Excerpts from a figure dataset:

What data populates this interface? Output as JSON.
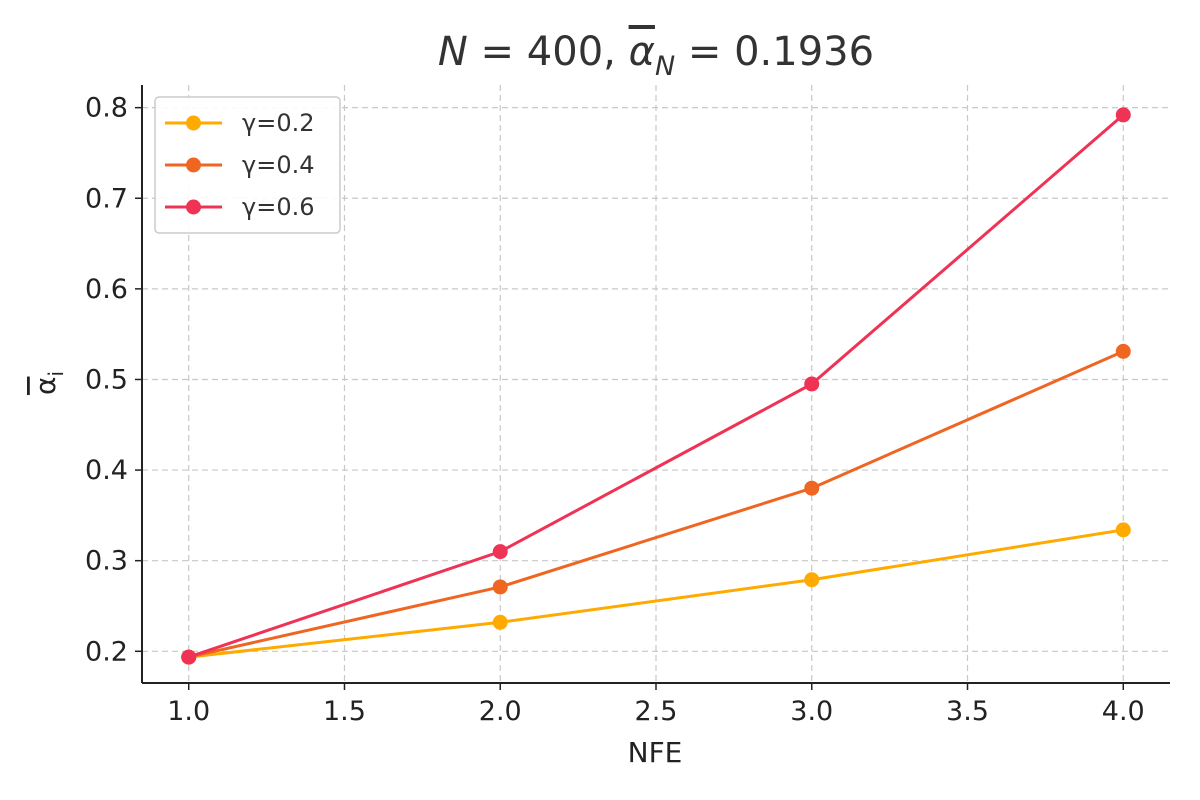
{
  "chart_data": {
    "type": "line",
    "title": {
      "lhs1": "N",
      "eq1": " = 400, ",
      "lhs2": "α",
      "sub2": "N",
      "eq2": " = 0.1936"
    },
    "xlabel": "NFE",
    "ylabel": {
      "sym": "α",
      "sub": "i"
    },
    "x": [
      1.0,
      2.0,
      3.0,
      4.0
    ],
    "xlim": [
      0.85,
      4.15
    ],
    "ylim": [
      0.165,
      0.825
    ],
    "xticks": [
      "1.0",
      "1.5",
      "2.0",
      "2.5",
      "3.0",
      "3.5",
      "4.0"
    ],
    "yticks": [
      "0.2",
      "0.3",
      "0.4",
      "0.5",
      "0.6",
      "0.7",
      "0.8"
    ],
    "grid": true,
    "legend_position": "top-left",
    "series": [
      {
        "name": "γ=0.2",
        "color": "#FFAA00",
        "values": [
          0.1936,
          0.232,
          0.279,
          0.334
        ]
      },
      {
        "name": "γ=0.4",
        "color": "#EE6622",
        "values": [
          0.1936,
          0.271,
          0.38,
          0.531
        ]
      },
      {
        "name": "γ=0.6",
        "color": "#EE3355",
        "values": [
          0.1936,
          0.31,
          0.495,
          0.792
        ]
      }
    ]
  }
}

## Task instructions
Please list every line of the records that contains "color".

## Result of the task
        "color": "#FFAA00",
        "color": "#EE6622",
        "color": "#EE3355",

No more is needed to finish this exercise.